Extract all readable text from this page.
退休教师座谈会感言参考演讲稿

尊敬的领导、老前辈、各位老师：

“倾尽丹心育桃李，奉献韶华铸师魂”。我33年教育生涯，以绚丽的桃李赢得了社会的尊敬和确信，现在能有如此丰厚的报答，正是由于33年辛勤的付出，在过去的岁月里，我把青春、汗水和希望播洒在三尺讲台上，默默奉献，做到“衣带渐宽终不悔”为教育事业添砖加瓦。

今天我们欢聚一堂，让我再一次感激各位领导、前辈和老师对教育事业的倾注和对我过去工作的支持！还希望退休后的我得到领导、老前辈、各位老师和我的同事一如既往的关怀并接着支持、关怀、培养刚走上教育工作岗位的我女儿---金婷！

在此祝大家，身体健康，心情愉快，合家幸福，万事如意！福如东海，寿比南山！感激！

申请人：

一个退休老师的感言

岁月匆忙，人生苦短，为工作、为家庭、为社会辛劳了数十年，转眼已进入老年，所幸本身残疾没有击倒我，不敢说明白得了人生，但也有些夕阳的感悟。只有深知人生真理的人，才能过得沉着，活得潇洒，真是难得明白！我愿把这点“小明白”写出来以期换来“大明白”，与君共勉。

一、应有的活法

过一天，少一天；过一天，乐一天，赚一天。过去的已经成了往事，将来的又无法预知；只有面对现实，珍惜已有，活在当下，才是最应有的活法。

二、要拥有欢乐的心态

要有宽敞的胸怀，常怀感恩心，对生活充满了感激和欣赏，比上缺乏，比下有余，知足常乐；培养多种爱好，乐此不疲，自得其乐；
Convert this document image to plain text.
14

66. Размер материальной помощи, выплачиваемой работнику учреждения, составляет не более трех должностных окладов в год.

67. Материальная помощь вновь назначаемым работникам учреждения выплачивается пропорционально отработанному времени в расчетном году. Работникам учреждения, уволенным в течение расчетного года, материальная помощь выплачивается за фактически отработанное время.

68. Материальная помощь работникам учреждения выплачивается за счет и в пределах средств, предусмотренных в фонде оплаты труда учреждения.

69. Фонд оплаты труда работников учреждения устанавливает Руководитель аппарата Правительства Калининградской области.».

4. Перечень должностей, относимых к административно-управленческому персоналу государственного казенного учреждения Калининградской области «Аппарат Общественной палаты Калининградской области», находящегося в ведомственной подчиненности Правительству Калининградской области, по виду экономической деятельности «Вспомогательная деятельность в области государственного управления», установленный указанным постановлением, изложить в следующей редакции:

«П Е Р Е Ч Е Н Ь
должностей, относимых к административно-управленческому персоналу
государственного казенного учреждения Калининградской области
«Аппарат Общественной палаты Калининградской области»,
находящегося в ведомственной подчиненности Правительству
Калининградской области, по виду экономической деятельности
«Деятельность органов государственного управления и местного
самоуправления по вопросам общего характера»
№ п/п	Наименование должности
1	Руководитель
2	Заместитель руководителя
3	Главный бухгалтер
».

┄┄┄┄┄┄

Problem requirements |
Copy each entry exactly, with nothing added or dropped.

Full answer |
Extract all readable text from this page.
退休教师座谈会感言参考演讲稿

尊敬的领导、老前辈、各位老师：

“倾尽丹心育桃李，奉献韶华铸师魂”。我33年教育生涯，以绚丽的桃李赢得了社会的尊敬和确信，现在能有如此丰厚的报答，正是由于33年辛勤的付出，在过去的岁月里，我把青春、汗水和希望播洒在三尺讲台上，默默奉献，做到“衣带渐宽终不悔”为教育事业添砖加瓦。

今天我们欢聚一堂，让我再一次感激各位领导、前辈和老师对教育事业的倾注和对我过去工作的支持！还希望退休后的我得到领导、老前辈、各位老师和我的同事一如既往的关怀并接着支持、关怀、培养刚走上教育工作岗位的我女儿---金婷！

在此祝大家，身体健康，心情愉快，合家幸福，万事如意！福如东海，寿比南山！感激！

申请人：

一个退休老师的感言

岁月匆忙，人生苦短，为工作、为家庭、为社会辛劳了数十年，转眼已进入老年，所幸本身残疾没有击倒我，不敢说明白得了人生，但也有些夕阳的感悟。只有深知人生真理的人，才能过得沉着，活得潇洒，真是难得明白！我愿把这点“小明白”写出来以期换来“大明白”，与君共勉。

一、应有的活法

过一天，少一天；过一天，乐一天，赚一天。过去的已经成了往事，将来的又无法预知；只有面对现实，珍惜已有，活在当下，才是最应有的活法。

二、要拥有欢乐的心态

要有宽敞的胸怀，常怀感恩心，对生活充满了感激和欣赏，比上缺乏，比下有余，知足常乐；培养多种爱好，乐此不疲，自得其乐；
Convert this document image to plain text.
14

66. Размер материальной помощи, выплачиваемой работнику учреждения, составляет не более трех должностных окладов в год.

67. Материальная помощь вновь назначаемым работникам учреждения выплачивается пропорционально отработанному времени в расчетном году. Работникам учреждения, уволенным в течение расчетного года, материальная помощь выплачивается за фактически отработанное время.

68. Материальная помощь работникам учреждения выплачивается за счет и в пределах средств, предусмотренных в фонде оплаты труда учреждения.

69. Фонд оплаты труда работников учреждения устанавливает Руководитель аппарата Правительства Калининградской области.».

4. Перечень должностей, относимых к административно-управленческому персоналу государственного казенного учреждения Калининградской области «Аппарат Общественной палаты Калининградской области», находящегося в ведомственной подчиненности Правительству Калининградской области, по виду экономической деятельности «Вспомогательная деятельность в области государственного управления», установленный указанным постановлением, изложить в следующей редакции:

«П Е Р Е Ч Е Н Ь
должностей, относимых к административно-управленческому персоналу
государственного казенного учреждения Калининградской области
«Аппарат Общественной палаты Калининградской области»,
находящегося в ведомственной подчиненности Правительству
Калининградской области, по виду экономической деятельности
«Деятельность органов государственного управления и местного
самоуправления по вопросам общего характера»
№ п/п	Наименование должности
1	Руководитель
2	Заместитель руководителя
3	Главный бухгалтер
».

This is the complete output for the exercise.